** start Input rows **

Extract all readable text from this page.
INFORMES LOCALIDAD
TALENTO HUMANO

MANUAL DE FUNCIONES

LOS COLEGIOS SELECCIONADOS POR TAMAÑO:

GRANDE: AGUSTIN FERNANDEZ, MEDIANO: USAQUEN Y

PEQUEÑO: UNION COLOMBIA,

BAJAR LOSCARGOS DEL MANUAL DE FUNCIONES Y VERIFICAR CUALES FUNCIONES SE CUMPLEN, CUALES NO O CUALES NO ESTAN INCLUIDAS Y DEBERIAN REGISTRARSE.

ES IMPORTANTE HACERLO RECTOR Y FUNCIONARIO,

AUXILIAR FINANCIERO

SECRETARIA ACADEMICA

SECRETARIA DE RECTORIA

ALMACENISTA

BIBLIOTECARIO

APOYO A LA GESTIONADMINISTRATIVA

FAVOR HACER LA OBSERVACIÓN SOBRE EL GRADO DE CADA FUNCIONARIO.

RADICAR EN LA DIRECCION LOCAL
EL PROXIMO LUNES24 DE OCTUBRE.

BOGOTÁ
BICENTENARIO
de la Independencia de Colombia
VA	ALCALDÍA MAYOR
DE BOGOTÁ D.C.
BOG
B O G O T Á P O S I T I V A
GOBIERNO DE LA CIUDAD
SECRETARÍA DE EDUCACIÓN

** end Input rows **
** start Input rows **

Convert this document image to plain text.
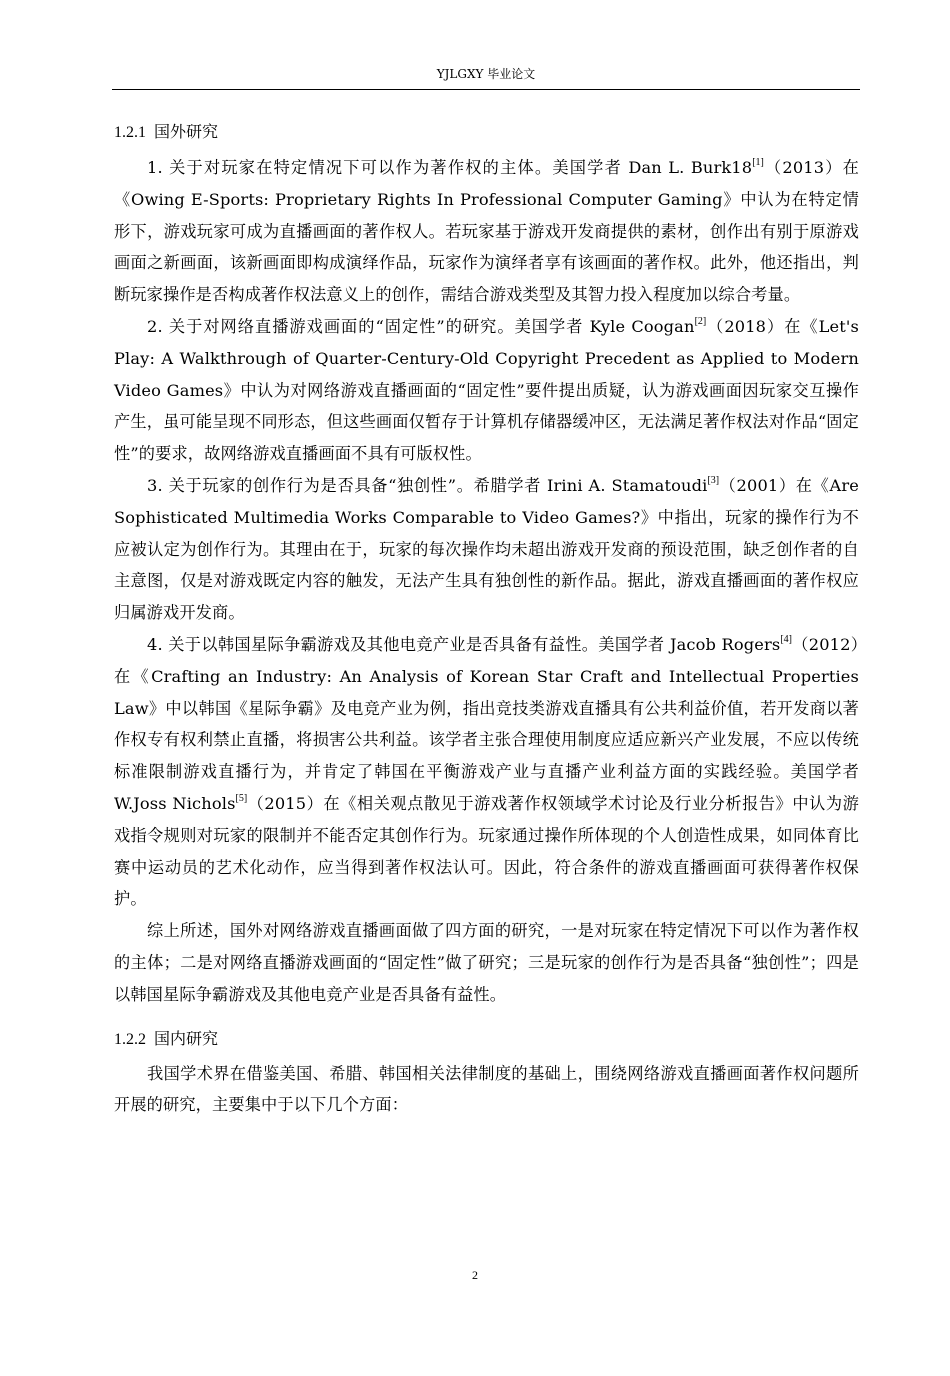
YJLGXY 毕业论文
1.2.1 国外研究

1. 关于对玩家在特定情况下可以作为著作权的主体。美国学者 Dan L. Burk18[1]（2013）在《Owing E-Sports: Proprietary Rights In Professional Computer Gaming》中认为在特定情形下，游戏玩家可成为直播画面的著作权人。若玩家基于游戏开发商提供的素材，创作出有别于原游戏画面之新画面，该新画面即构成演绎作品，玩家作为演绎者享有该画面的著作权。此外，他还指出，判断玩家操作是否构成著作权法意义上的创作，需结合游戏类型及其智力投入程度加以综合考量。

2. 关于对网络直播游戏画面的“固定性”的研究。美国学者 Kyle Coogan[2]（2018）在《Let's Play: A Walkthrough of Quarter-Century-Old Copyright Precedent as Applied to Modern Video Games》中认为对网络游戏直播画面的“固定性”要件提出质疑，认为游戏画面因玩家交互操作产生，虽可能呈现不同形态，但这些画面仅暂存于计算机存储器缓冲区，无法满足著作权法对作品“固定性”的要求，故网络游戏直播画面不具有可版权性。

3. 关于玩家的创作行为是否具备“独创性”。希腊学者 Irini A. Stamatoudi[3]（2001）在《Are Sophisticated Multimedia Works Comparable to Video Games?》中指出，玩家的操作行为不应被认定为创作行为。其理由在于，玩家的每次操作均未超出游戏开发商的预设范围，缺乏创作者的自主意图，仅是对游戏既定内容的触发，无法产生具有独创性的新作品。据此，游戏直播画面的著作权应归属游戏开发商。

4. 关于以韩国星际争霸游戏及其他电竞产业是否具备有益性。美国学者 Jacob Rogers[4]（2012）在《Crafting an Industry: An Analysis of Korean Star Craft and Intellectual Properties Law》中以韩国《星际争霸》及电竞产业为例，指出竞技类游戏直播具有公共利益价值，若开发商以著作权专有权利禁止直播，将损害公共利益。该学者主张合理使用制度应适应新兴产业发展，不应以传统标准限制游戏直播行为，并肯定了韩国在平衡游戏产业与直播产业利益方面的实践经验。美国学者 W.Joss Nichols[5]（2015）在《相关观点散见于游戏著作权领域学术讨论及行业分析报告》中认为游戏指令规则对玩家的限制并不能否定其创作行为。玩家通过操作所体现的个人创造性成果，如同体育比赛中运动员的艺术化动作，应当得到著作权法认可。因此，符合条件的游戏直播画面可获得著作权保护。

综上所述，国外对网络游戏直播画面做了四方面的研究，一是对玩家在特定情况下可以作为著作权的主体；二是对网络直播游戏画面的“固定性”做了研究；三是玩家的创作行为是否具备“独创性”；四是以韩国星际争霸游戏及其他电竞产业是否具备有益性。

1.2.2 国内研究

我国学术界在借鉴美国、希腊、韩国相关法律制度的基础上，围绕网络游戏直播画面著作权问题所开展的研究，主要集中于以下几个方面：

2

** end Input rows **
** start Input rows **

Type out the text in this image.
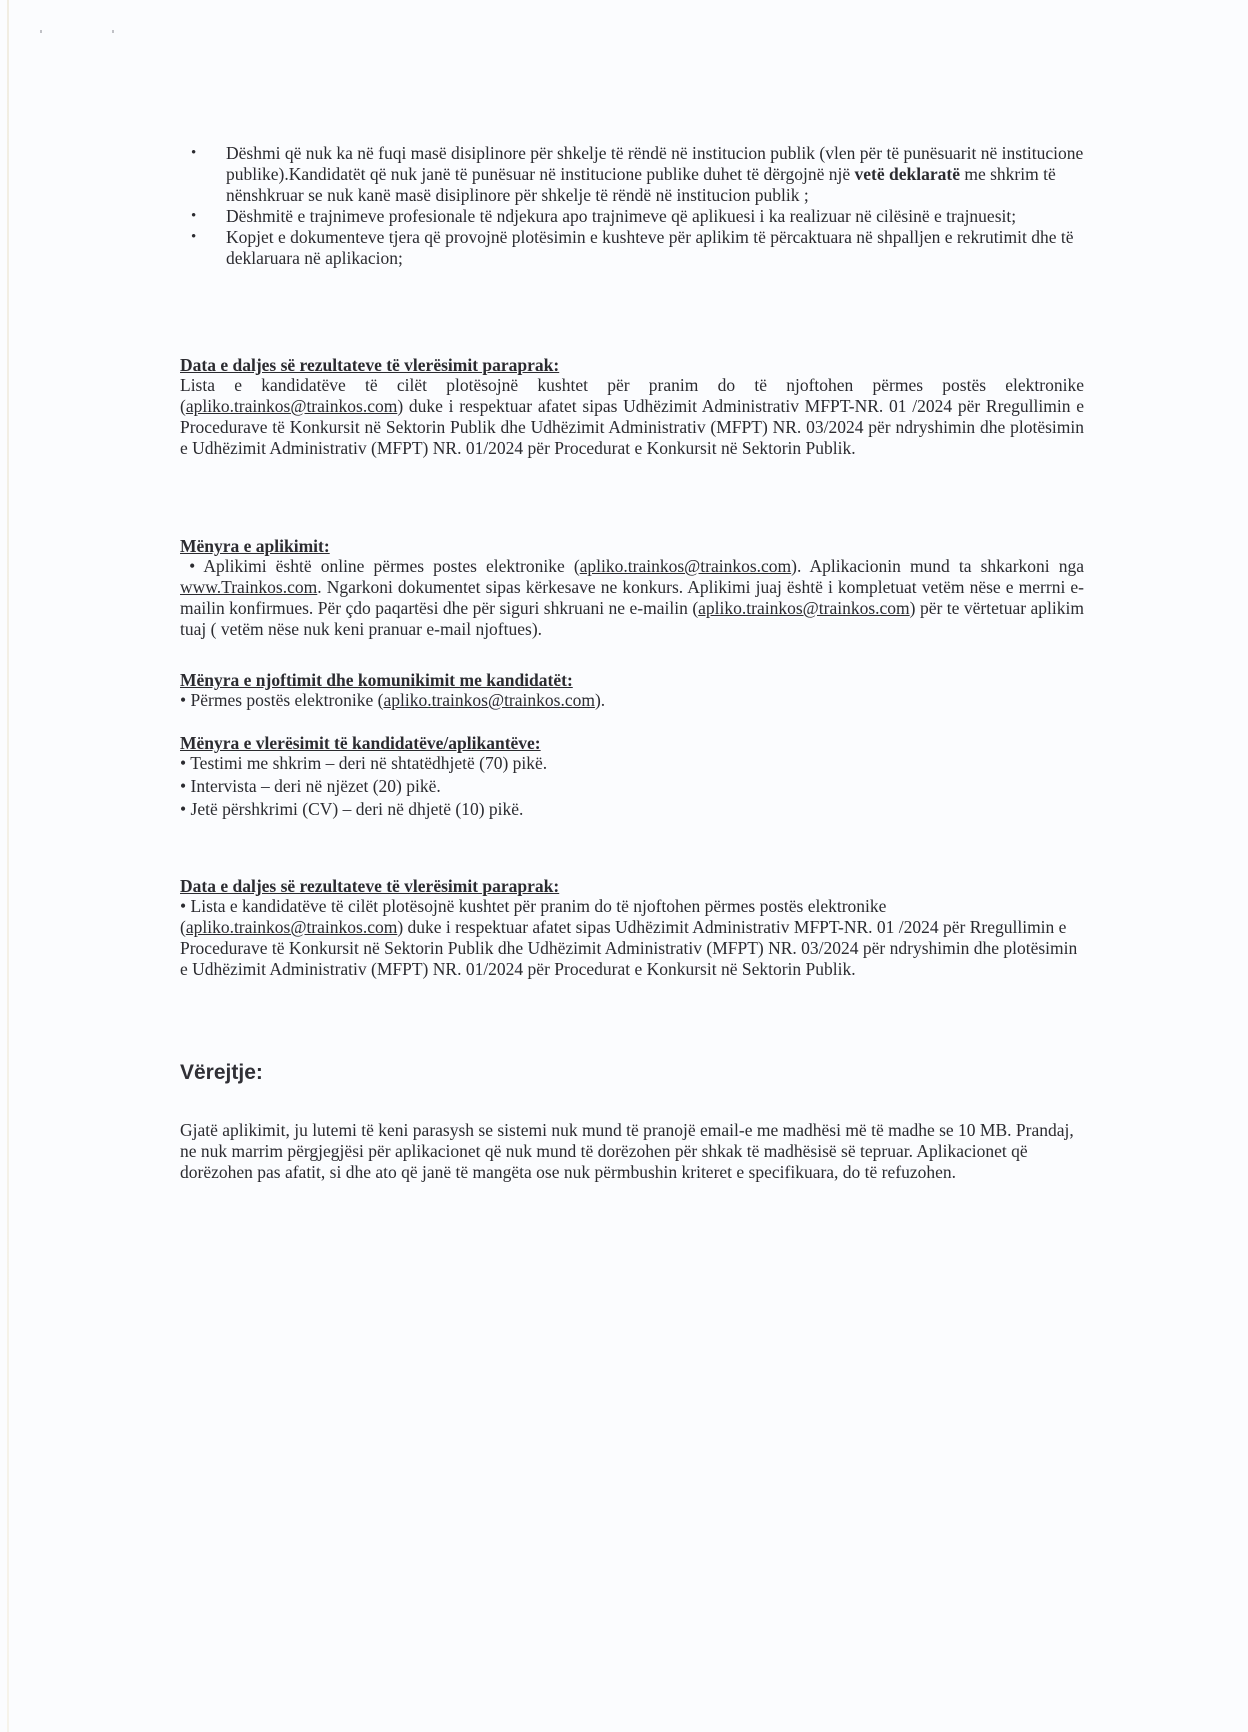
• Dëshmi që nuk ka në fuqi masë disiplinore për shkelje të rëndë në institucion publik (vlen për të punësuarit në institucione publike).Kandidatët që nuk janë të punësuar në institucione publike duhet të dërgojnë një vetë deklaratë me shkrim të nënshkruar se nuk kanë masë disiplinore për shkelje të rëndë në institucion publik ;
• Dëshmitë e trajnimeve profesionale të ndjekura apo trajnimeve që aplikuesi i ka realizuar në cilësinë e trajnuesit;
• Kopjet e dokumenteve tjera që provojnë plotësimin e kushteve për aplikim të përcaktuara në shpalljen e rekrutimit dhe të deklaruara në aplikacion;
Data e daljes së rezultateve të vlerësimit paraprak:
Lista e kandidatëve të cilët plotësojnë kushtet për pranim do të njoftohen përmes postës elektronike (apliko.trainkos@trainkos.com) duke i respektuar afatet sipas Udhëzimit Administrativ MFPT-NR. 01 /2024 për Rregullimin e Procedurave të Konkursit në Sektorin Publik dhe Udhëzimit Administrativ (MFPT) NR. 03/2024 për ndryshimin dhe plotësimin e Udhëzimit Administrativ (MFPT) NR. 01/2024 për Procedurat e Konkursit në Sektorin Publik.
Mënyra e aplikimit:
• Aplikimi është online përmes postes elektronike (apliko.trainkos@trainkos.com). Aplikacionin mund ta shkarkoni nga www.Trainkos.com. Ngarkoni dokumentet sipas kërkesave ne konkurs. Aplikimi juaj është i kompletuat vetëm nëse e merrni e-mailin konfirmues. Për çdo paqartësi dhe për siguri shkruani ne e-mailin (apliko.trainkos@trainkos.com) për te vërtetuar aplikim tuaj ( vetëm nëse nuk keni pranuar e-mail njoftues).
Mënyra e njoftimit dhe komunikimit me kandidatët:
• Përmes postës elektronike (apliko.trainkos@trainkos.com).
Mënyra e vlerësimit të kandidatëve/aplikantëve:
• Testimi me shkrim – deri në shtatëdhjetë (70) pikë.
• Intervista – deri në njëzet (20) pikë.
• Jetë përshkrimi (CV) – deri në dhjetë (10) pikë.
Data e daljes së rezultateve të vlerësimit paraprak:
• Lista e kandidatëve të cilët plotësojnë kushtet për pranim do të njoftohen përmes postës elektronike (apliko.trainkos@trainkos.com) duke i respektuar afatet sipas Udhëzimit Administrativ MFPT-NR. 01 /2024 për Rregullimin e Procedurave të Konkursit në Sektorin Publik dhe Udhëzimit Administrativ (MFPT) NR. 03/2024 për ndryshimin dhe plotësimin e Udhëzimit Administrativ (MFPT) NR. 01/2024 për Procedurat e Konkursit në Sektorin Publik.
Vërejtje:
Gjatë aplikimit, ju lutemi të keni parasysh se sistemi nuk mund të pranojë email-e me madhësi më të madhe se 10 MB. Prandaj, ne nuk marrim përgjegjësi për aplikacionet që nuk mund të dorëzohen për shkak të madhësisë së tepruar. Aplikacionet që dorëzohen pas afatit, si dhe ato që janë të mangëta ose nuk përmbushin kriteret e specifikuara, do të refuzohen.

** end Input rows **

** Direction **
Of the lines in the listing, how many hold the word "text"? Nothing but the number is needed.

** Reply **
3